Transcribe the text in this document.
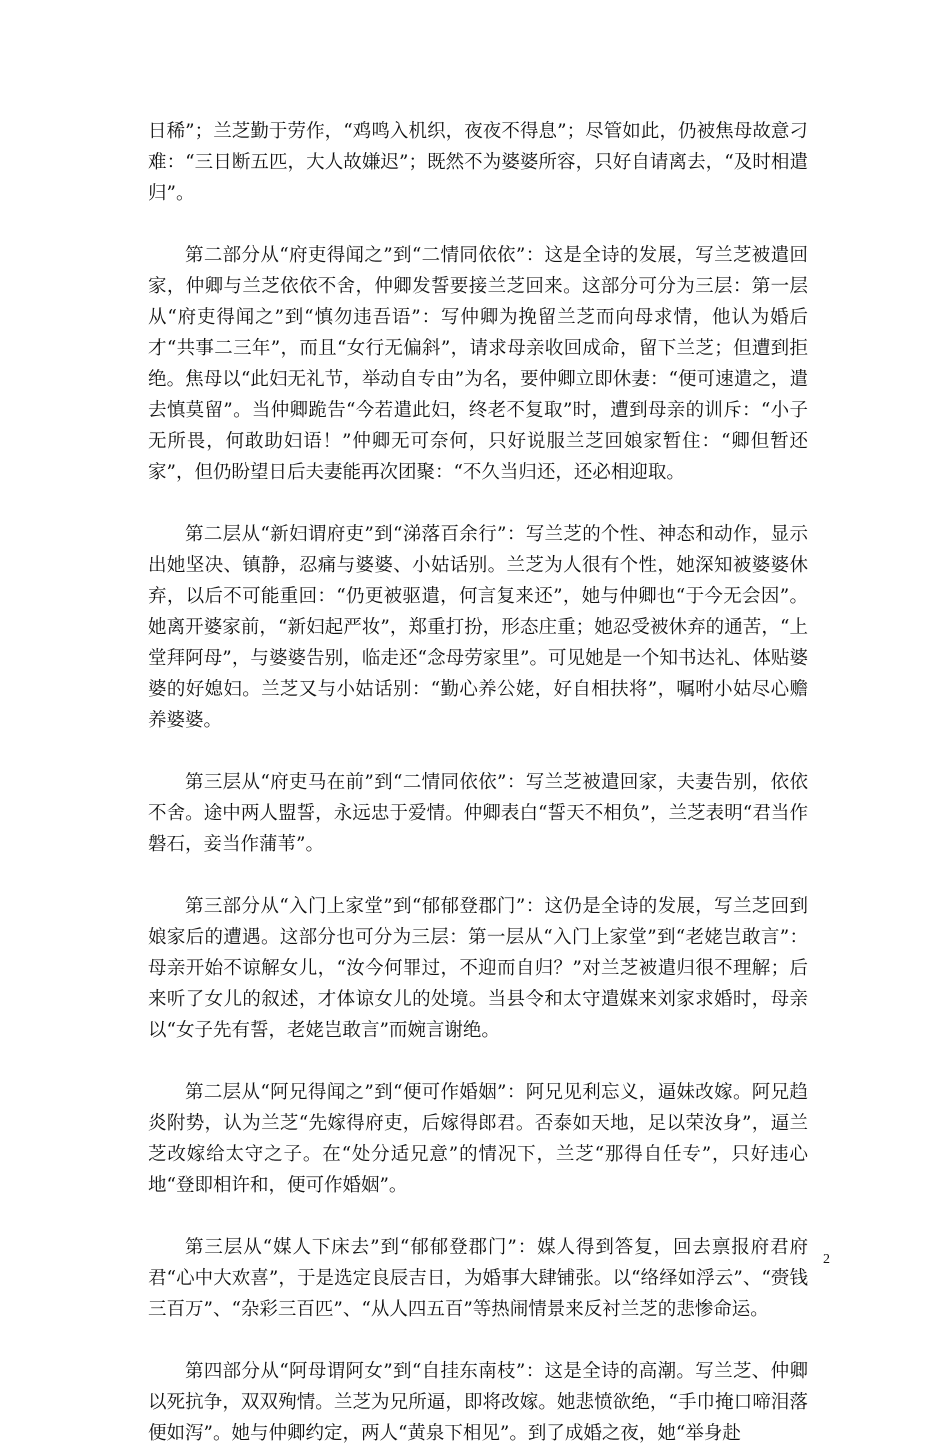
日稀”；兰芝勤于劳作，“鸡鸣入机织，夜夜不得息”；尽管如此，仍被焦母故意刁难：“三日断五匹，大人故嫌迟”；既然不为婆婆所容，只好自请离去，“及时相遣归”。

第二部分从“府吏得闻之”到“二情同依依”：这是全诗的发展，写兰芝被遣回家，仲卿与兰芝依依不舍，仲卿发誓要接兰芝回来。这部分可分为三层：第一层从“府吏得闻之”到“慎勿违吾语”：写仲卿为挽留兰芝而向母求情，他认为婚后才“共事二三年”，而且“女行无偏斜”，请求母亲收回成命，留下兰芝；但遭到拒绝。焦母以“此妇无礼节，举动自专由”为名，要仲卿立即休妻：“便可速遣之，遣去慎莫留”。当仲卿跪告“今若遣此妇，终老不复取”时，遭到母亲的训斥：“小子无所畏，何敢助妇语！”仲卿无可奈何，只好说服兰芝回娘家暂住：“卿但暂还家”，但仍盼望日后夫妻能再次团聚：“不久当归还，还必相迎取。

第二层从“新妇谓府吏”到“涕落百余行”：写兰芝的个性、神态和动作，显示出她坚决、镇静，忍痛与婆婆、小姑话别。兰芝为人很有个性，她深知被婆婆休弃，以后不可能重回：“仍更被驱遣，何言复来还”，她与仲卿也“于今无会因”。她离开婆家前，“新妇起严妆”，郑重打扮，形态庄重；她忍受被休弃的通苦，“上堂拜阿母”，与婆婆告别，临走还“念母劳家里”。可见她是一个知书达礼、体贴婆婆的好媳妇。兰芝又与小姑话别：“勤心养公姥，好自相扶将”，嘱咐小姑尽心赡养婆婆。

第三层从“府吏马在前”到“二情同依依”：写兰芝被遣回家，夫妻告别，依依不舍。途中两人盟誓，永远忠于爱情。仲卿表白“誓天不相负”，兰芝表明“君当作磐石，妾当作蒲苇”。

第三部分从“入门上家堂”到“郁郁登郡门”：这仍是全诗的发展，写兰芝回到娘家后的遭遇。这部分也可分为三层：第一层从“入门上家堂”到“老姥岂敢言”：母亲开始不谅解女儿，“汝今何罪过，不迎而自归？”对兰芝被遣归很不理解；后来听了女儿的叙述，才体谅女儿的处境。当县令和太守遣媒来刘家求婚时，母亲以“女子先有誓，老姥岂敢言”而婉言谢绝。

第二层从“阿兄得闻之”到“便可作婚姻”：阿兄见利忘义，逼妹改嫁。阿兄趋炎附势，认为兰芝“先嫁得府吏，后嫁得郎君。否泰如天地，足以荣汝身”，逼兰芝改嫁给太守之子。在“处分适兄意”的情况下，兰芝“那得自任专”，只好违心地“登即相许和，便可作婚姻”。

第三层从“媒人下床去”到“郁郁登郡门”：媒人得到答复，回去禀报府君府君“心中大欢喜”，于是选定良辰吉日，为婚事大肆铺张。以“络绎如浮云”、“赍钱三百万”、“杂彩三百匹”、“从人四五百”等热闹情景来反衬兰芝的悲惨命运。

第四部分从“阿母谓阿女”到“自挂东南枝”：这是全诗的高潮。写兰芝、仲卿以死抗争，双双殉情。兰芝为兄所逼，即将改嫁。她悲愤欲绝，“手巾掩口啼泪落便如泻”。她与仲卿约定，两人“黄泉下相见”。到了成婚之夜，她“举身赴

2
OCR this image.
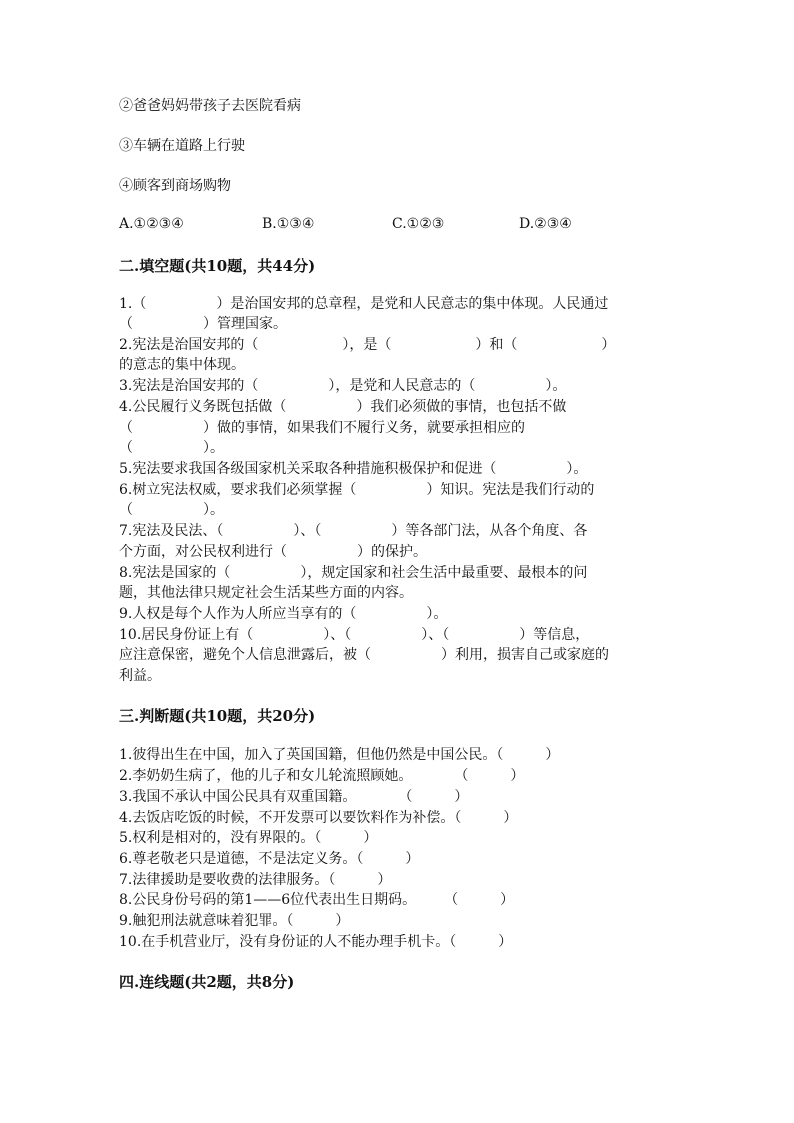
②爸爸妈妈带孩子去医院看病
③车辆在道路上行驶
④顾客到商场购物
A.①②③④	B.①③④	C.①②③	D.②③④
二.填空题(共10题，共44分)
1.（　　　　　）是治国安邦的总章程，是党和人民意志的集中体现。人民通过
（　　　　　）管理国家。
2.宪法是治国安邦的（　　　　　　），是（　　　　　　）和（　　　　　　）
的意志的集中体现。
3.宪法是治国安邦的（　　　　　），是党和人民意志的（　　　　　）。
4.公民履行义务既包括做（　　　　　）我们必须做的事情，也包括不做
（　　　　　）做的事情，如果我们不履行义务，就要承担相应的
（　　　　　）。
5.宪法要求我国各级国家机关采取各种措施积极保护和促进（　　　　　）。
6.树立宪法权威，要求我们必须掌握（　　　　　）知识。宪法是我们行动的
（　　　　　）。
7.宪法及民法、（　　　　　）、（　　　　　）等各部门法，从各个角度、各
个方面，对公民权利进行（　　　　　）的保护。
8.宪法是国家的（　　　　　），规定国家和社会生活中最重要、最根本的问
题，其他法律只规定社会生活某些方面的内容。
9.人权是每个人作为人所应当享有的（　　　　　）。
10.居民身份证上有（　　　　　）、（　　　　　）、（　　　　　）等信息，
应注意保密，避免个人信息泄露后，被（　　　　　）利用，损害自己或家庭的
利益。
三.判断题(共10题，共20分)
1.彼得出生在中国，加入了英国国籍，但他仍然是中国公民。（　　　）
2.李奶奶生病了，他的儿子和女儿轮流照顾她。　　　　（　　　）
3.我国不承认中国公民具有双重国籍。　　　　（　　　）
4.去饭店吃饭的时候，不开发票可以要饮料作为补偿。（　　　）
5.权利是相对的，没有界限的。（　　　）
6.尊老敬老只是道德，不是法定义务。（　　　）
7.法律援助是要收费的法律服务。（　　　）
8.公民身份号码的第1——6位代表出生日期码。　　　（　　　）
9.触犯刑法就意味着犯罪。（　　　）
10.在手机营业厅，没有身份证的人不能办理手机卡。（　　　）
四.连线题(共2题，共8分)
────────
Print all entries exactly. The images do not belong in the copy.

• **Completed task**:
Transcribe the text in this document.
日稀”；兰芝勤于劳作，“鸡鸣入机织，夜夜不得息”；尽管如此，仍被焦母故意刁难：“三日断五匹，大人故嫌迟”；既然不为婆婆所容，只好自请离去，“及时相遣归”。

第二部分从“府吏得闻之”到“二情同依依”：这是全诗的发展，写兰芝被遣回家，仲卿与兰芝依依不舍，仲卿发誓要接兰芝回来。这部分可分为三层：第一层从“府吏得闻之”到“慎勿违吾语”：写仲卿为挽留兰芝而向母求情，他认为婚后才“共事二三年”，而且“女行无偏斜”，请求母亲收回成命，留下兰芝；但遭到拒绝。焦母以“此妇无礼节，举动自专由”为名，要仲卿立即休妻：“便可速遣之，遣去慎莫留”。当仲卿跪告“今若遣此妇，终老不复取”时，遭到母亲的训斥：“小子无所畏，何敢助妇语！”仲卿无可奈何，只好说服兰芝回娘家暂住：“卿但暂还家”，但仍盼望日后夫妻能再次团聚：“不久当归还，还必相迎取。

第二层从“新妇谓府吏”到“涕落百余行”：写兰芝的个性、神态和动作，显示出她坚决、镇静，忍痛与婆婆、小姑话别。兰芝为人很有个性，她深知被婆婆休弃，以后不可能重回：“仍更被驱遣，何言复来还”，她与仲卿也“于今无会因”。她离开婆家前，“新妇起严妆”，郑重打扮，形态庄重；她忍受被休弃的通苦，“上堂拜阿母”，与婆婆告别，临走还“念母劳家里”。可见她是一个知书达礼、体贴婆婆的好媳妇。兰芝又与小姑话别：“勤心养公姥，好自相扶将”，嘱咐小姑尽心赡养婆婆。

第三层从“府吏马在前”到“二情同依依”：写兰芝被遣回家，夫妻告别，依依不舍。途中两人盟誓，永远忠于爱情。仲卿表白“誓天不相负”，兰芝表明“君当作磐石，妾当作蒲苇”。

第三部分从“入门上家堂”到“郁郁登郡门”：这仍是全诗的发展，写兰芝回到娘家后的遭遇。这部分也可分为三层：第一层从“入门上家堂”到“老姥岂敢言”：母亲开始不谅解女儿，“汝今何罪过，不迎而自归？”对兰芝被遣归很不理解；后来听了女儿的叙述，才体谅女儿的处境。当县令和太守遣媒来刘家求婚时，母亲以“女子先有誓，老姥岂敢言”而婉言谢绝。

第二层从“阿兄得闻之”到“便可作婚姻”：阿兄见利忘义，逼妹改嫁。阿兄趋炎附势，认为兰芝“先嫁得府吏，后嫁得郎君。否泰如天地，足以荣汝身”，逼兰芝改嫁给太守之子。在“处分适兄意”的情况下，兰芝“那得自任专”，只好违心地“登即相许和，便可作婚姻”。

第三层从“媒人下床去”到“郁郁登郡门”：媒人得到答复，回去禀报府君府君“心中大欢喜”，于是选定良辰吉日，为婚事大肆铺张。以“络绎如浮云”、“赍钱三百万”、“杂彩三百匹”、“从人四五百”等热闹情景来反衬兰芝的悲惨命运。

第四部分从“阿母谓阿女”到“自挂东南枝”：这是全诗的高潮。写兰芝、仲卿以死抗争，双双殉情。兰芝为兄所逼，即将改嫁。她悲愤欲绝，“手巾掩口啼泪落便如泻”。她与仲卿约定，两人“黄泉下相见”。到了成婚之夜，她“举身赴

2
OCR this image.
②爸爸妈妈带孩子去医院看病
③车辆在道路上行驶
④顾客到商场购物
A.①②③④	B.①③④	C.①②③	D.②③④
二.填空题(共10题，共44分)
1.（　　　　　）是治国安邦的总章程，是党和人民意志的集中体现。人民通过
（　　　　　）管理国家。
2.宪法是治国安邦的（　　　　　　），是（　　　　　　）和（　　　　　　）
的意志的集中体现。
3.宪法是治国安邦的（　　　　　），是党和人民意志的（　　　　　）。
4.公民履行义务既包括做（　　　　　）我们必须做的事情，也包括不做
（　　　　　）做的事情，如果我们不履行义务，就要承担相应的
（　　　　　）。
5.宪法要求我国各级国家机关采取各种措施积极保护和促进（　　　　　）。
6.树立宪法权威，要求我们必须掌握（　　　　　）知识。宪法是我们行动的
（　　　　　）。
7.宪法及民法、（　　　　　）、（　　　　　）等各部门法，从各个角度、各
个方面，对公民权利进行（　　　　　）的保护。
8.宪法是国家的（　　　　　），规定国家和社会生活中最重要、最根本的问
题，其他法律只规定社会生活某些方面的内容。
9.人权是每个人作为人所应当享有的（　　　　　）。
10.居民身份证上有（　　　　　）、（　　　　　）、（　　　　　）等信息，
应注意保密，避免个人信息泄露后，被（　　　　　）利用，损害自己或家庭的
利益。
三.判断题(共10题，共20分)
1.彼得出生在中国，加入了英国国籍，但他仍然是中国公民。（　　　）
2.李奶奶生病了，他的儿子和女儿轮流照顾她。　　　　（　　　）
3.我国不承认中国公民具有双重国籍。　　　　（　　　）
4.去饭店吃饭的时候，不开发票可以要饮料作为补偿。（　　　）
5.权利是相对的，没有界限的。（　　　）
6.尊老敬老只是道德，不是法定义务。（　　　）
7.法律援助是要收费的法律服务。（　　　）
8.公民身份号码的第1——6位代表出生日期码。　　　（　　　）
9.触犯刑法就意味着犯罪。（　　　）
10.在手机营业厅，没有身份证的人不能办理手机卡。（　　　）
四.连线题(共2题，共8分)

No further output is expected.